Extract every line below that contains the word "page".

Start of Input data

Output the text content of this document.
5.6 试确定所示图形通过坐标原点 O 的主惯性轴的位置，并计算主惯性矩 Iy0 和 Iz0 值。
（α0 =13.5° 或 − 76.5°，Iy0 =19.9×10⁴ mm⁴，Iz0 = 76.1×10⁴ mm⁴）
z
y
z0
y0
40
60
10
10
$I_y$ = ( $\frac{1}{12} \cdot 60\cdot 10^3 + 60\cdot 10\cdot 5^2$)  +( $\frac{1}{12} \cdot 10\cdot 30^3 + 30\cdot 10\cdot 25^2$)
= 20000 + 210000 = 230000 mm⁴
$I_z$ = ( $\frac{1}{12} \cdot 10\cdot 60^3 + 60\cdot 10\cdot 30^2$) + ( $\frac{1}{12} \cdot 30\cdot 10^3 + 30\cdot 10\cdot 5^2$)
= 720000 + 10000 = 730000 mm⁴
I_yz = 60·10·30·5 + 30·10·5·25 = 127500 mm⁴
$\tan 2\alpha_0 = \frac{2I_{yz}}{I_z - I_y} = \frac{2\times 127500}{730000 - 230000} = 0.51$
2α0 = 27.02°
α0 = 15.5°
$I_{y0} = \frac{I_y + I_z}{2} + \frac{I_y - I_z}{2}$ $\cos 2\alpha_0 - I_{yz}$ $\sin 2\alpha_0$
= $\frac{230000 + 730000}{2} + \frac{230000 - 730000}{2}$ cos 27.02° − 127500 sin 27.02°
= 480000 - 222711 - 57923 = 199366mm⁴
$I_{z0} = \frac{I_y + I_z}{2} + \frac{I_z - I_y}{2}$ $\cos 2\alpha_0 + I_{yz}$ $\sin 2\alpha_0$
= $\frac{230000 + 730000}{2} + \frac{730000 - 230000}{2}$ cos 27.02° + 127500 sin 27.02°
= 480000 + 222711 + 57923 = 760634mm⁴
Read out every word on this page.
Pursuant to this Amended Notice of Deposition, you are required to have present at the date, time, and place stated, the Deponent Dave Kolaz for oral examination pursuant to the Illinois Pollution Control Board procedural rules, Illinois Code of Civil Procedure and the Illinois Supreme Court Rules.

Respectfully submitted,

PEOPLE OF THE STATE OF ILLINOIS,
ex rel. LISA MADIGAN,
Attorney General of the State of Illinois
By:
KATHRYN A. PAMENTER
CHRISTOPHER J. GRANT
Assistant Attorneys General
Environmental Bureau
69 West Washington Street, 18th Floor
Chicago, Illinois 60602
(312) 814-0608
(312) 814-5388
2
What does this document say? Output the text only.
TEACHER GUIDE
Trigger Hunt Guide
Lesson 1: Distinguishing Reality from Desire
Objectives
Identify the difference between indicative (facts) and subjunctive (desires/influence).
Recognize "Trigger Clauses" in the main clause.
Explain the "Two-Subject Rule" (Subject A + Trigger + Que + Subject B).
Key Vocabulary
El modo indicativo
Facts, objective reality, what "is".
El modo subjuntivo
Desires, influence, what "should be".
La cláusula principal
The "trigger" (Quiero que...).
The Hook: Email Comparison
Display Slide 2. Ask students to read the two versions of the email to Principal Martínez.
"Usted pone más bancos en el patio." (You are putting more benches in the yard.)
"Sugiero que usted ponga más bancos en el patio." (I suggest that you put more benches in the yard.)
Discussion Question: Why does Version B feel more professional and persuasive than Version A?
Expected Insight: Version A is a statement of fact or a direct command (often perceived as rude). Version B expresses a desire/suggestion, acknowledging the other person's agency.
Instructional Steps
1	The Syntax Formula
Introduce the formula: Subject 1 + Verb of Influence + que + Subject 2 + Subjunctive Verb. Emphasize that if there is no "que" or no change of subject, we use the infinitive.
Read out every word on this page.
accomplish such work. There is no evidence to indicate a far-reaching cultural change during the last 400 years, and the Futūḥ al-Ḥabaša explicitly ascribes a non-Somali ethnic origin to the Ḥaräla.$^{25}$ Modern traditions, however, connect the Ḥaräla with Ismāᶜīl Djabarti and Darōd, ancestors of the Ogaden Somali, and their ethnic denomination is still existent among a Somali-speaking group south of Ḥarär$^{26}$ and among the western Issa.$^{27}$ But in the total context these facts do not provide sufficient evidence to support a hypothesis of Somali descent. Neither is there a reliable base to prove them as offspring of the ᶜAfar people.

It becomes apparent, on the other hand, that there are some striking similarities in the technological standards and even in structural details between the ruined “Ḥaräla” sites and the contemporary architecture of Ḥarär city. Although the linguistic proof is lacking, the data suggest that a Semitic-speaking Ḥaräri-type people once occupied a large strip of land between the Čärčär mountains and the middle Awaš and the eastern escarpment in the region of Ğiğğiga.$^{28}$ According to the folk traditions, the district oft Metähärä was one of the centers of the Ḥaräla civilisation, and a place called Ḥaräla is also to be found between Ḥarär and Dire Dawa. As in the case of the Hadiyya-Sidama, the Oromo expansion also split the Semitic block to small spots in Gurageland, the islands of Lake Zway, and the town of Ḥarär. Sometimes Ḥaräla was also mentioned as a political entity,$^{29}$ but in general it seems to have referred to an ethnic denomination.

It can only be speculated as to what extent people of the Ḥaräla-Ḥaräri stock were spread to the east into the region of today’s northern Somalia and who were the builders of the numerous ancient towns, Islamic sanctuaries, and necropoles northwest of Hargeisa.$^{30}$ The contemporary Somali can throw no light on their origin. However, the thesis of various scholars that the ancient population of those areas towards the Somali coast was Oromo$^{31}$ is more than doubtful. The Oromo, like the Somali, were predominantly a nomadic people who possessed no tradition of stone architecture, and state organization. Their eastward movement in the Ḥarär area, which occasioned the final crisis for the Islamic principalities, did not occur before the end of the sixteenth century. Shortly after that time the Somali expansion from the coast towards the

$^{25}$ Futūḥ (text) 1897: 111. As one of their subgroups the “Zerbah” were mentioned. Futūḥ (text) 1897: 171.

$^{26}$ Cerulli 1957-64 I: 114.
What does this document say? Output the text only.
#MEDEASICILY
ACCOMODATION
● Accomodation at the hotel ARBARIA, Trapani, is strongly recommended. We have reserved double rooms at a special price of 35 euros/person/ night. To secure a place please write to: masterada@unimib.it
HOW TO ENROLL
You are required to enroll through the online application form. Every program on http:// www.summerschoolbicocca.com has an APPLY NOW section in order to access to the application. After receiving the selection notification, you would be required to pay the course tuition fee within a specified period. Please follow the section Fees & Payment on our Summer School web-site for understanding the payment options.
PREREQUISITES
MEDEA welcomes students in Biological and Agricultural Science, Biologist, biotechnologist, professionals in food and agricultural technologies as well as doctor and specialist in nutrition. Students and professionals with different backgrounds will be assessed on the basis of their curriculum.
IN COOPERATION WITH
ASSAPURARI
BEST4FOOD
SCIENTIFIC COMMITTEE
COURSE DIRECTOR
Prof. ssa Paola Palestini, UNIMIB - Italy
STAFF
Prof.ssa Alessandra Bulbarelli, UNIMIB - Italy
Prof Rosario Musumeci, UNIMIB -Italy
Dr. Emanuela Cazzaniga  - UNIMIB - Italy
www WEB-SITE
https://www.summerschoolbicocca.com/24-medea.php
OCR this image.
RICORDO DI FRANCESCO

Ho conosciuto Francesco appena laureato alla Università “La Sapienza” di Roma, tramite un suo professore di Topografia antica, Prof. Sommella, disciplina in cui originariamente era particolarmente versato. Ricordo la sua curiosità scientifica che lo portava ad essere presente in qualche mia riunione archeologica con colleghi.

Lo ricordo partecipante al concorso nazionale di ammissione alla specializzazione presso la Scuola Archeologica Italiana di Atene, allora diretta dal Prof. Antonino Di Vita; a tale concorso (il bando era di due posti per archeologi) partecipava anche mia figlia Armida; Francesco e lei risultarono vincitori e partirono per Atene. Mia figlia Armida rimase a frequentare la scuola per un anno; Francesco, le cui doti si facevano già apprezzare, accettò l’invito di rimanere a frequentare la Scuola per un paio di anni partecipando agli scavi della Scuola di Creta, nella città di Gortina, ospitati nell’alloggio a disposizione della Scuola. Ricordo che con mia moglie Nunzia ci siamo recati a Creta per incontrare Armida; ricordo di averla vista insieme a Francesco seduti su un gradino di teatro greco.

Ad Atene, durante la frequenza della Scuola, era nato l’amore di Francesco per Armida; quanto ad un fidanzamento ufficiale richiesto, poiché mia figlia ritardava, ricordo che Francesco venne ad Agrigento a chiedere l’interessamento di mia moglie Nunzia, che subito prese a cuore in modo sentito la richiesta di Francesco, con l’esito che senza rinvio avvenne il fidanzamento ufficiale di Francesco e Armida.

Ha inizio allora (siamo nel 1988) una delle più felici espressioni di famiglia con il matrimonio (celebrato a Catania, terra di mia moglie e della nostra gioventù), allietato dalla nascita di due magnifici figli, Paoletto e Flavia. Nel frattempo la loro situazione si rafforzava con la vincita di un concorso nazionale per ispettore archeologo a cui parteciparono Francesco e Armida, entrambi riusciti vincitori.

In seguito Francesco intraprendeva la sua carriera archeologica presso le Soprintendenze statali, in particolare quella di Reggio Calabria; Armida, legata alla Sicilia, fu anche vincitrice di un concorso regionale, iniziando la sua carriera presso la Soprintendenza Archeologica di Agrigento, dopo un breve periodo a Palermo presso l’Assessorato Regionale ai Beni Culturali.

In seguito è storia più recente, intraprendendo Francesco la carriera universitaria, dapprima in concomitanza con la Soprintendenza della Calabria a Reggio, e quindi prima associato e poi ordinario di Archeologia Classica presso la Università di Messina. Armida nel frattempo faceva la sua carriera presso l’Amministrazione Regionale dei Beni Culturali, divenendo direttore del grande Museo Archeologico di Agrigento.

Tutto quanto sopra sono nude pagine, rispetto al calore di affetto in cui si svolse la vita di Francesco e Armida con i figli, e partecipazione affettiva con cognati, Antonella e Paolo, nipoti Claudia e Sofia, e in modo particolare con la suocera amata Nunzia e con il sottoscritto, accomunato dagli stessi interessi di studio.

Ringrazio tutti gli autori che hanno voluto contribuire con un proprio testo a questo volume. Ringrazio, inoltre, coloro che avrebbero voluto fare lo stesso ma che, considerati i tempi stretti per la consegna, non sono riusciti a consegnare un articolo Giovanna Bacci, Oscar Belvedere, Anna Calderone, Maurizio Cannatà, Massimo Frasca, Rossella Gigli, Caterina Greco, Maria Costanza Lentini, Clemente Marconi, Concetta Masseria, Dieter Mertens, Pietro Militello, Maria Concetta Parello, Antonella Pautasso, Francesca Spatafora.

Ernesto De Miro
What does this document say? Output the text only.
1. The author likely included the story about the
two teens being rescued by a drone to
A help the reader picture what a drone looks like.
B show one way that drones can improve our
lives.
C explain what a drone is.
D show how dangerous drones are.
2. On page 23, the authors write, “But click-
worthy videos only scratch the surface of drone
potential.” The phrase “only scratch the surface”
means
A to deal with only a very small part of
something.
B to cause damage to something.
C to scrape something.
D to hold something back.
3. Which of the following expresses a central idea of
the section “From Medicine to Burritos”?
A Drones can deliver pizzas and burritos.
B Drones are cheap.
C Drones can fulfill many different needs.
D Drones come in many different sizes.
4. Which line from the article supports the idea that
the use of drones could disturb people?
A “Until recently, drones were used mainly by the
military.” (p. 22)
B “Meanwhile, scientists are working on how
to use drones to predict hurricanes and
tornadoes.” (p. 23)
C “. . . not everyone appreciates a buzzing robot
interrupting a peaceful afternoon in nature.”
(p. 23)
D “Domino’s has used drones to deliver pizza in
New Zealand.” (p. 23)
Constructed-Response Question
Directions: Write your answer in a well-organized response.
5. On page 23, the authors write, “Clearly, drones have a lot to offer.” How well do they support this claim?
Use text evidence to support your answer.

End of Input data

[Exercise result]
Read out every word on this page.
Read out every word on this page.
2. On page 23, the authors write, “But click-
5. On page 23, the authors write, “Clearly, drones have a lot to offer.” How well do they support this claim?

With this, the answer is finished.